(TASK INSTRUCTIONS) Exact repetition is required: output every record in full.
--- DATA IN THIS EXERCISE ---
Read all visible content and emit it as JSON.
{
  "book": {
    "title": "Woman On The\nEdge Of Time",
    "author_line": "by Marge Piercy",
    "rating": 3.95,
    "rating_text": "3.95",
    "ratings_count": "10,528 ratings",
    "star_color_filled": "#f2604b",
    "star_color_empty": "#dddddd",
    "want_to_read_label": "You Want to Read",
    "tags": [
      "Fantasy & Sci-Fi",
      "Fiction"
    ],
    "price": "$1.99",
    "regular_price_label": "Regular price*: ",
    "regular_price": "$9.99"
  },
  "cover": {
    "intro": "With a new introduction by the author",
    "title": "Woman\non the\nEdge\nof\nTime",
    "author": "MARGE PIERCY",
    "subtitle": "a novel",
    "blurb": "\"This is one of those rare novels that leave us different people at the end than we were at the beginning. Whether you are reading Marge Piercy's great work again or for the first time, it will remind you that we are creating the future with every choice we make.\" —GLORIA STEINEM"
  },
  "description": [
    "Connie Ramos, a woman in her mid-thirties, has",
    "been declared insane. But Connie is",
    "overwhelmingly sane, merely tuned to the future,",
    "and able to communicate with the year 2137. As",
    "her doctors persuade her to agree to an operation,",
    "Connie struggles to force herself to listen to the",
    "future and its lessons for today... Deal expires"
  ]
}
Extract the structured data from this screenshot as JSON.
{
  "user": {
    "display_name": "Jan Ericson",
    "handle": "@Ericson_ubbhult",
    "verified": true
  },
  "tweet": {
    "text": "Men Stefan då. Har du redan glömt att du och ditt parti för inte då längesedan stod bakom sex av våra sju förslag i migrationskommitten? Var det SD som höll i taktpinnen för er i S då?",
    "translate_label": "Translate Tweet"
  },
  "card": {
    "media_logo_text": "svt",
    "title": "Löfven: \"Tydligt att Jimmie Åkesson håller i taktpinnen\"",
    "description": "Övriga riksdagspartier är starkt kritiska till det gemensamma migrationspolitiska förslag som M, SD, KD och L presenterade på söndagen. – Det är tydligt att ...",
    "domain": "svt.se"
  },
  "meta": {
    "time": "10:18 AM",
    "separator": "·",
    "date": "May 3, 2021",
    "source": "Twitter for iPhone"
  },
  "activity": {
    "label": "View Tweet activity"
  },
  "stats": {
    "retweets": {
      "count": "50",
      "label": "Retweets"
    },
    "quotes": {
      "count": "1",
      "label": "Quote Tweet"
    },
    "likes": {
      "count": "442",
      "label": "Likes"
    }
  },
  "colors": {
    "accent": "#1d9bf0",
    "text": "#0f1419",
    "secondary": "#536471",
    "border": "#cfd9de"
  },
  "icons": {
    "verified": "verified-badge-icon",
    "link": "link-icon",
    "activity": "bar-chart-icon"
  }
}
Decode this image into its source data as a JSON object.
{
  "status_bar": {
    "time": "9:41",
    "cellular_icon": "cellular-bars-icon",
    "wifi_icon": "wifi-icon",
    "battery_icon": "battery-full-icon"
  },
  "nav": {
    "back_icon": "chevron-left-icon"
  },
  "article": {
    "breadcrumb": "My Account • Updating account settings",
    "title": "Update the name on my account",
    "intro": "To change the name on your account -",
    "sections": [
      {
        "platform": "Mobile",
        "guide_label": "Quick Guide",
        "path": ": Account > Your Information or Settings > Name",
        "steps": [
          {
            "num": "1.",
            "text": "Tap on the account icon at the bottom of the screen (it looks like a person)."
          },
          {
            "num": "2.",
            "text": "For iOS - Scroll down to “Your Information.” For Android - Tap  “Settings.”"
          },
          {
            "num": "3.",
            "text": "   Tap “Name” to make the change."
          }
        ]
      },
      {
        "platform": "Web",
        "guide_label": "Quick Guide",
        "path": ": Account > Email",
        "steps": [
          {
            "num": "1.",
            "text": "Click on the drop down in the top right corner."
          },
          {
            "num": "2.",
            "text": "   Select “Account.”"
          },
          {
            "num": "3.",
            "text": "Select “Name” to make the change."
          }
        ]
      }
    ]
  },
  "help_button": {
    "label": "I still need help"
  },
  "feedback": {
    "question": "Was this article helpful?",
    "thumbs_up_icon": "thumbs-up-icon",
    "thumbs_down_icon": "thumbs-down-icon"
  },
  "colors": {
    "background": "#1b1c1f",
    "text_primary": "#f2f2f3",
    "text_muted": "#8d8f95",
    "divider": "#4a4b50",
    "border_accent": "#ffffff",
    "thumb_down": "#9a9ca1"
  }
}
---
(EXERCISE RESPONSE)
Read all visible content and emit it as JSON.
{
  "book": {
    "title": "Woman On The\nEdge Of Time",
    "author_line": "by Marge Piercy",
    "rating": 3.95,
    "rating_text": "3.95",
    "ratings_count": "10,528 ratings",
    "star_color_filled": "#f2604b",
    "star_color_empty": "#dddddd",
    "want_to_read_label": "You Want to Read",
    "tags": [
      "Fantasy & Sci-Fi",
      "Fiction"
    ],
    "price": "$1.99",
    "regular_price_label": "Regular price*: ",
    "regular_price": "$9.99"
  },
  "cover": {
    "intro": "With a new introduction by the author",
    "title": "Woman\non the\nEdge\nof\nTime",
    "author": "MARGE PIERCY",
    "subtitle": "a novel",
    "blurb": "\"This is one of those rare novels that leave us different people at the end than we were at the beginning. Whether you are reading Marge Piercy's great work again or for the first time, it will remind you that we are creating the future with every choice we make.\" —GLORIA STEINEM"
  },
  "description": [
    "Connie Ramos, a woman in her mid-thirties, has",
    "been declared insane. But Connie is",
    "overwhelmingly sane, merely tuned to the future,",
    "and able to communicate with the year 2137. As",
    "her doctors persuade her to agree to an operation,",
    "Connie struggles to force herself to listen to the",
    "future and its lessons for today... Deal expires"
  ]
}
Extract the structured data from this screenshot as JSON.
{
  "user": {
    "display_name": "Jan Ericson",
    "handle": "@Ericson_ubbhult",
    "verified": true
  },
  "tweet": {
    "text": "Men Stefan då. Har du redan glömt att du och ditt parti för inte då längesedan stod bakom sex av våra sju förslag i migrationskommitten? Var det SD som höll i taktpinnen för er i S då?",
    "translate_label": "Translate Tweet"
  },
  "card": {
    "media_logo_text": "svt",
    "title": "Löfven: \"Tydligt att Jimmie Åkesson håller i taktpinnen\"",
    "description": "Övriga riksdagspartier är starkt kritiska till det gemensamma migrationspolitiska förslag som M, SD, KD och L presenterade på söndagen. – Det är tydligt att ...",
    "domain": "svt.se"
  },
  "meta": {
    "time": "10:18 AM",
    "separator": "·",
    "date": "May 3, 2021",
    "source": "Twitter for iPhone"
  },
  "activity": {
    "label": "View Tweet activity"
  },
  "stats": {
    "retweets": {
      "count": "50",
      "label": "Retweets"
    },
    "quotes": {
      "count": "1",
      "label": "Quote Tweet"
    },
    "likes": {
      "count": "442",
      "label": "Likes"
    }
  },
  "colors": {
    "accent": "#1d9bf0",
    "text": "#0f1419",
    "secondary": "#536471",
    "border": "#cfd9de"
  },
  "icons": {
    "verified": "verified-badge-icon",
    "link": "link-icon",
    "activity": "bar-chart-icon"
  }
}
Decode this image into its source data as a JSON object.
{
  "status_bar": {
    "time": "9:41",
    "cellular_icon": "cellular-bars-icon",
    "wifi_icon": "wifi-icon",
    "battery_icon": "battery-full-icon"
  },
  "nav": {
    "back_icon": "chevron-left-icon"
  },
  "article": {
    "breadcrumb": "My Account • Updating account settings",
    "title": "Update the name on my account",
    "intro": "To change the name on your account -",
    "sections": [
      {
        "platform": "Mobile",
        "guide_label": "Quick Guide",
        "path": ": Account > Your Information or Settings > Name",
        "steps": [
          {
            "num": "1.",
            "text": "Tap on the account icon at the bottom of the screen (it looks like a person)."
          },
          {
            "num": "2.",
            "text": "For iOS - Scroll down to “Your Information.” For Android - Tap  “Settings.”"
          },
          {
            "num": "3.",
            "text": "   Tap “Name” to make the change."
          }
        ]
      },
      {
        "platform": "Web",
        "guide_label": "Quick Guide",
        "path": ": Account > Email",
        "steps": [
          {
            "num": "1.",
            "text": "Click on the drop down in the top right corner."
          },
          {
            "num": "2.",
            "text": "   Select “Account.”"
          },
          {
            "num": "3.",
            "text": "Select “Name” to make the change."
          }
        ]
      }
    ]
  },
  "help_button": {
    "label": "I still need help"
  },
  "feedback": {
    "question": "Was this article helpful?",
    "thumbs_up_icon": "thumbs-up-icon",
    "thumbs_down_icon": "thumbs-down-icon"
  },
  "colors": {
    "background": "#1b1c1f",
    "text_primary": "#f2f2f3",
    "text_muted": "#8d8f95",
    "divider": "#4a4b50",
    "border_accent": "#ffffff",
    "thumb_down": "#9a9ca1"
  }
}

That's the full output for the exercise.